[Dataset items]
— Begin —

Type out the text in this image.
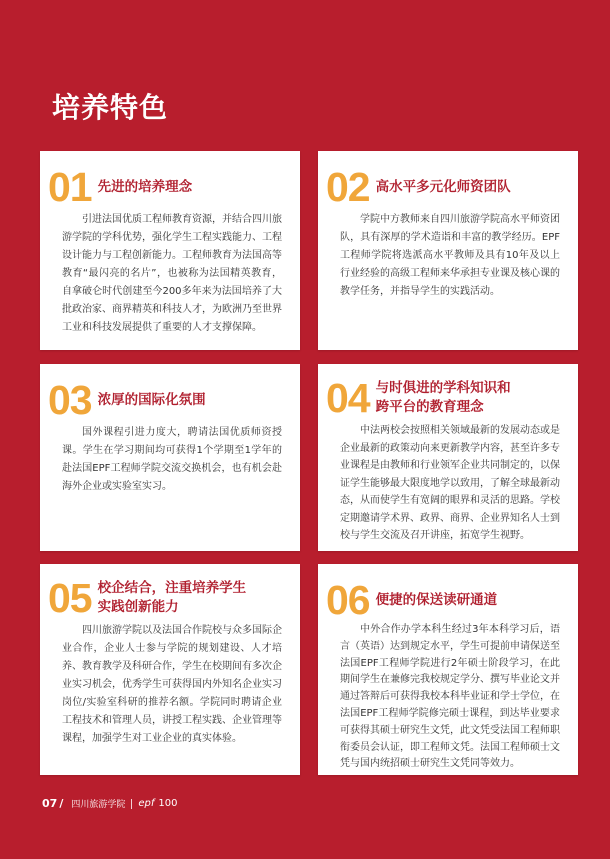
培养特色
01 先进的培养理念
引进法国优质工程师教育资源，并结合四川旅游学院的学科优势，强化学生工程实践能力、工程设计能力与工程创新能力。工程师教育为法国高等教育“最闪亮的名片”，也被称为法国精英教育，自拿破仑时代创建至今200多年来为法国培养了大批政治家、商界精英和科技人才，为欧洲乃至世界工业和科技发展提供了重要的人才支撑保障。
02 高水平多元化师资团队
学院中方教师来自四川旅游学院高水平师资团队，具有深厚的学术造诣和丰富的教学经历。EPF工程师学院将选派高水平教师及具有10年及以上行业经验的高级工程师来华承担专业课及核心课的教学任务，并指导学生的实践活动。
03 浓厚的国际化氛围
国外课程引进力度大，聘请法国优质师资授课。学生在学习期间均可获得1个学期至1学年的赴法国EPF工程师学院交流交换机会，也有机会赴海外企业或实验室实习。
04 与时俱进的学科知识和
跨平台的教育理念
中法两校会按照相关领域最新的发展动态或是企业最新的政策动向来更新教学内容，甚至许多专业课程是由教师和行业领军企业共同制定的，以保证学生能够最大限度地学以致用，了解全球最新动态，从而使学生有宽阔的眼界和灵活的思路。学校定期邀请学术界、政界、商界、企业界知名人士到校与学生交流及召开讲座，拓宽学生视野。
05 校企结合，注重培养学生
实践创新能力
四川旅游学院以及法国合作院校与众多国际企业合作，企业人士参与学院的规划建设、人才培养、教育教学及科研合作，学生在校期间有多次企业实习机会，优秀学生可获得国内外知名企业实习岗位/实验室科研的推荐名额。学院同时聘请企业工程技术和管理人员，讲授工程实践、企业管理等课程，加强学生对工业企业的真实体验。
06 便捷的保送读研通道
中外合作办学本科生经过3年本科学习后，语言（英语）达到规定水平，学生可提前申请保送至法国EPF工程师学院进行2年硕士阶段学习，在此期间学生在兼修完我校规定学分、撰写毕业论文并通过答辩后可获得我校本科毕业证和学士学位，在法国EPF工程师学院修完硕士课程，到达毕业要求可获得其硕士研究生文凭，此文凭受法国工程师职衔委员会认证，即工程师文凭。法国工程师硕士文凭与国内统招硕士研究生文凭同等效力。
07 / 四川旅游学院 epf 100
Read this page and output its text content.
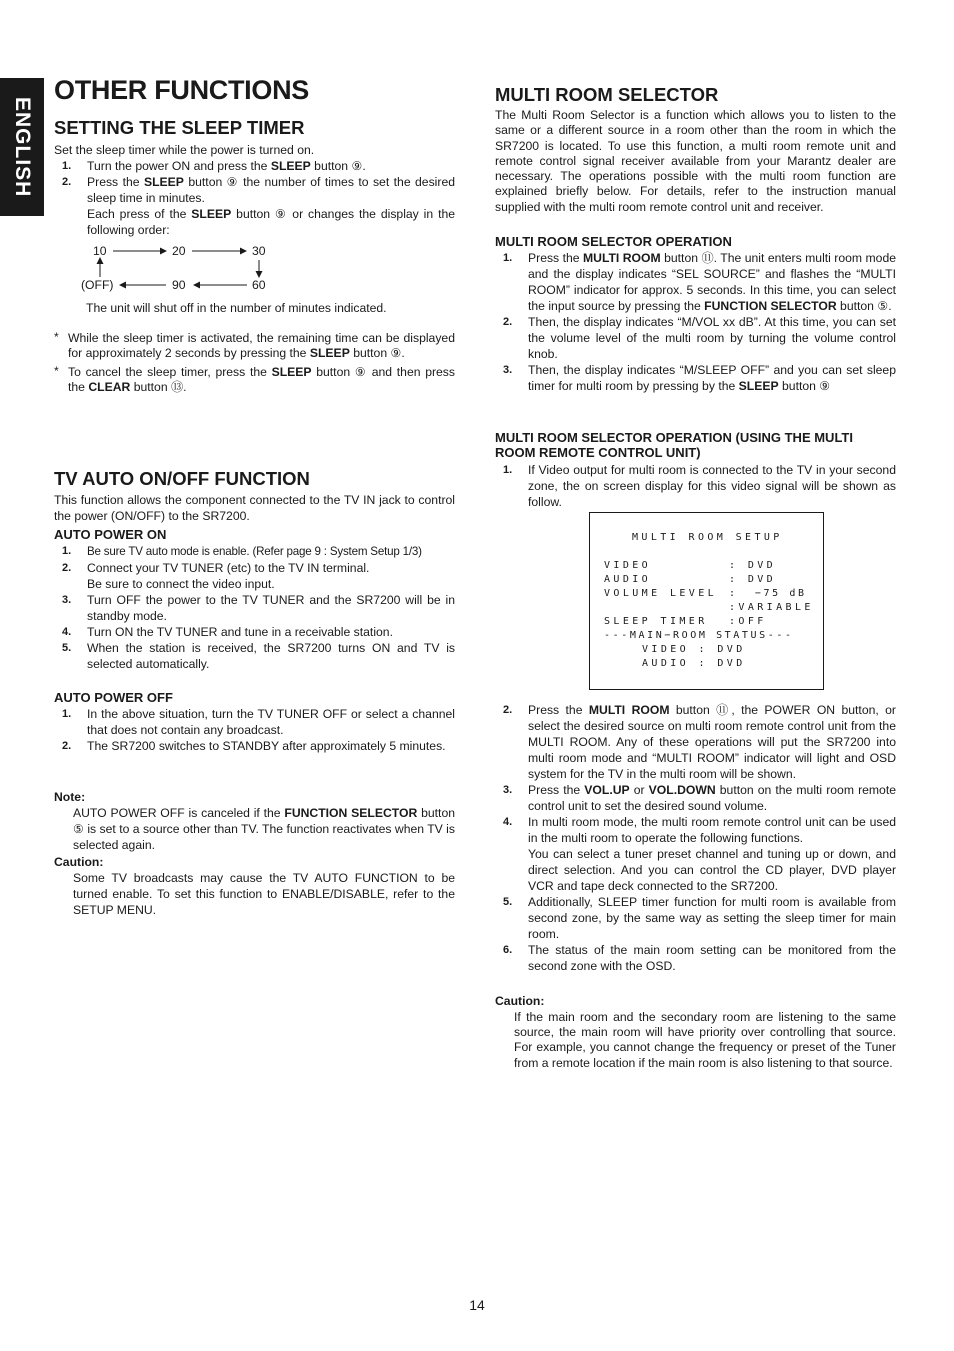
ENGLISH
OTHER FUNCTIONS
SETTING THE SLEEP TIMER

Set the sleep timer while the power is turned on.

1. Turn the power ON and press the SLEEP button ⑨.
2. Press the SLEEP button ⑨ the number of times to set the desired sleep time in minutes.
Each press of the SLEEP button ⑨ or changes the display in the following order:
10	20	30
(OFF)	90	60

The unit will shut off in the number of minutes indicated.

* While the sleep timer is activated, the remaining time can be displayed for approximately 2 seconds by pressing the SLEEP button ⑨.
* To cancel the sleep timer, press the SLEEP button ⑨ and then press the CLEAR button ⑬.
TV AUTO ON/OFF FUNCTION

This function allows the component connected to the TV IN jack to control the power (ON/OFF) to the SR7200.

AUTO POWER ON
1. Be sure TV auto mode is enable. (Refer page 9 : System Setup 1/3)
2. Connect your TV TUNER (etc) to the TV IN terminal.
Be sure to connect the video input.
3. Turn OFF the power to the TV TUNER and the SR7200 will be in standby mode.
4. Turn ON the TV TUNER and tune in a receivable station.
5. When the station is received, the SR7200 turns ON and TV is selected automatically.
AUTO POWER OFF
1. In the above situation, turn the TV TUNER OFF or select a channel that does not contain any broadcast.
2. The SR7200 switches to STANDBY after approximately 5 minutes.
Note:

AUTO POWER OFF is canceled if the FUNCTION SELECTOR button ⑤ is set to a source other than TV. The function reactivates when TV is selected again.

Caution:

Some TV broadcasts may cause the TV AUTO FUNCTION to be turned enable. To set this function to ENABLE/DISABLE, refer to the SETUP MENU.

MULTI ROOM SELECTOR

The Multi Room Selector is a function which allows you to listen to the same or a different source in a room other than the room in which the SR7200 is located. To use this function, a multi room remote unit and remote control signal receiver available from your Marantz dealer are necessary. The operations possible with the multi room function are explained briefly below. For details, refer to the instruction manual supplied with the multi room remote control unit and receiver.

MULTI ROOM SELECTOR OPERATION
1. Press the MULTI ROOM button ⑪. The unit enters multi room mode and the display indicates “SEL SOURCE” and flashes the “MULTI ROOM” indicator for approx. 5 seconds. In this time, you can select the input source by pressing the FUNCTION SELECTOR button ⑤.
2. Then, the display indicates “M/VOL xx dB”. At this time, you can set the volume level of the multi room by turning the volume control knob.
3. Then, the display indicates “M/SLEEP OFF” and you can set sleep timer for multi room by pressing by the SLEEP button ⑨
MULTI ROOM SELECTOR OPERATION (USING THE MULTI ROOM REMOTE CONTROL UNIT)
1. If Video output for multi room is connected to the TV in your second zone, the on screen display for this video signal will be shown as follow.
MULTI ROOM SETUP
VIDEO	: DVD
AUDIO	: DVD
VOLUME LEVEL :  −75 dB
:VARIABLE
SLEEP TIMER :OFF
---MAIN−ROOM STATUS---
VIDEO : DVD
AUDIO : DVD
2. Press the MULTI ROOM button ⑪, the POWER ON button, or select the desired source on multi room remote control unit from the MULTI ROOM. Any of these operations will put the SR7200 into multi room mode and “MULTI ROOM” indicator will light and OSD system for the TV in the multi room will be shown.
3. Press the VOL.UP or VOL.DOWN button on the multi room remote control unit to set the desired sound volume.
4. In multi room mode, the multi room remote control unit can be used in the multi room to operate the following functions.
You can select a tuner preset channel and tuning up or down, and direct selection. And you can control the CD player, DVD player VCR and tape deck connected to the SR7200.
5. Additionally, SLEEP timer function for multi room is available from second zone, by the same way as setting the sleep timer for main room.
6. The status of the main room setting can be monitored from the second zone with the OSD.
Caution:

If the main room and the secondary room are listening to the same source, the main room will have priority over controlling that source. For example, you cannot change the frequency or preset of the Tuner from a remote location if the main room is also listening to that source.

14
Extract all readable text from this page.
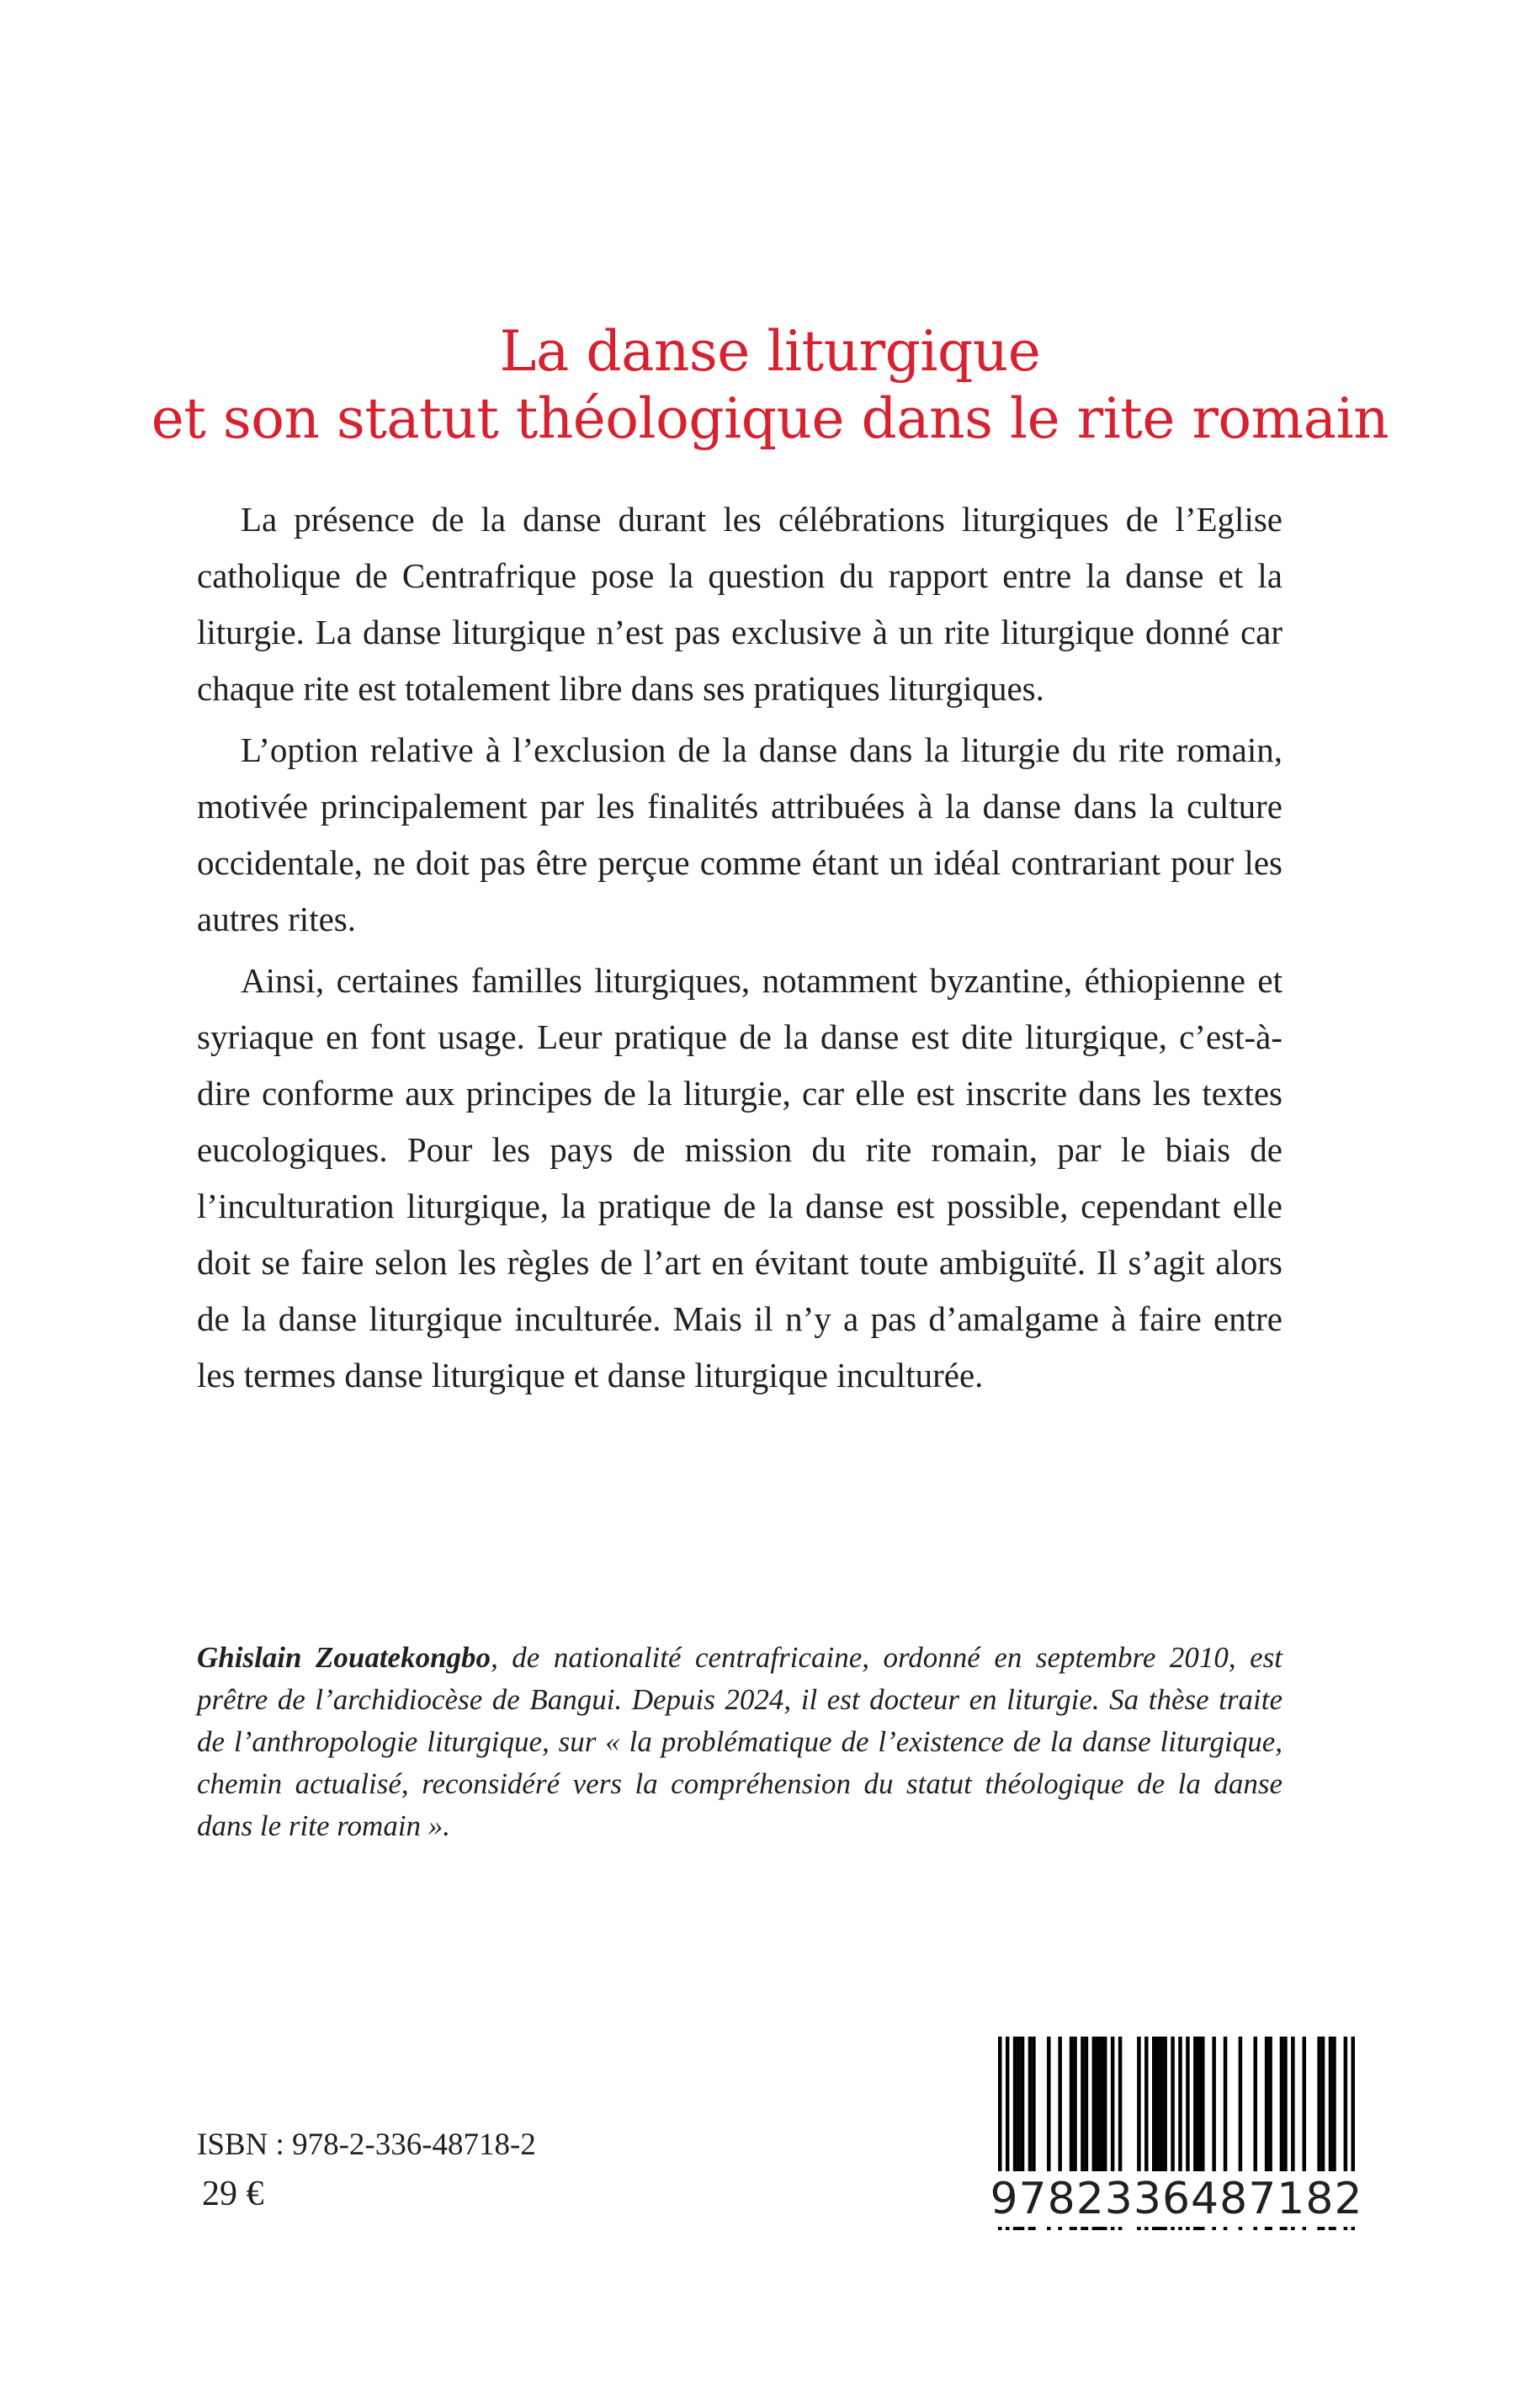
La danse liturgique
et son statut théologique dans le rite romain

La présence de la danse durant les célébrations liturgiques de l’Eglise catholique de Centrafrique pose la question du rapport entre la danse et la liturgie. La danse liturgique n’est pas exclusive à un rite liturgique donné car chaque rite est totalement libre dans ses pratiques liturgiques.

L’option relative à l’exclusion de la danse dans la liturgie du rite romain, motivée principalement par les finalités attribuées à la danse dans la culture occidentale, ne doit pas être perçue comme étant un idéal contrariant pour les autres rites.

Ainsi, certaines familles liturgiques, notamment byzantine, éthiopienne et syriaque en font usage. Leur pratique de la danse est dite liturgique, c’est-à-dire conforme aux principes de la liturgie, car elle est inscrite dans les textes eucologiques. Pour les pays de mission du rite romain, par le biais de l’inculturation liturgique, la pratique de la danse est possible, cependant elle doit se faire selon les règles de l’art en évitant toute ambiguïté. Il s’agit alors de la danse liturgique inculturée. Mais il n’y a pas d’amalgame à faire entre les termes danse liturgique et danse liturgique inculturée.

Ghislain Zouatekongbo, de nationalité centrafricaine, ordonné en septembre 2010, est prêtre de l’archidiocèse de Bangui. Depuis 2024, il est docteur en liturgie. Sa thèse traite de l’anthropologie liturgique, sur « la problématique de l’existence de la danse liturgique, chemin actualisé, reconsidéré vers la compréhension du statut théologique de la danse dans le rite romain ».
ISBN : 978-2-336-48718-2
29 €	9782336487182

— End —

■ **Stated problem**
Write out each line of the data that holds the string "connected".

■ **Response to this exercise**
This function allows the component connected to the TV IN jack to control the power (ON/OFF) to the SR7200.
1. If Video output for multi room is connected to the TV in your second zone, the on screen display for this video signal will be shown as follow.
You can select a tuner preset channel and tuning up or down, and direct selection. And you can control the CD player, DVD player VCR and tape deck connected to the SR7200.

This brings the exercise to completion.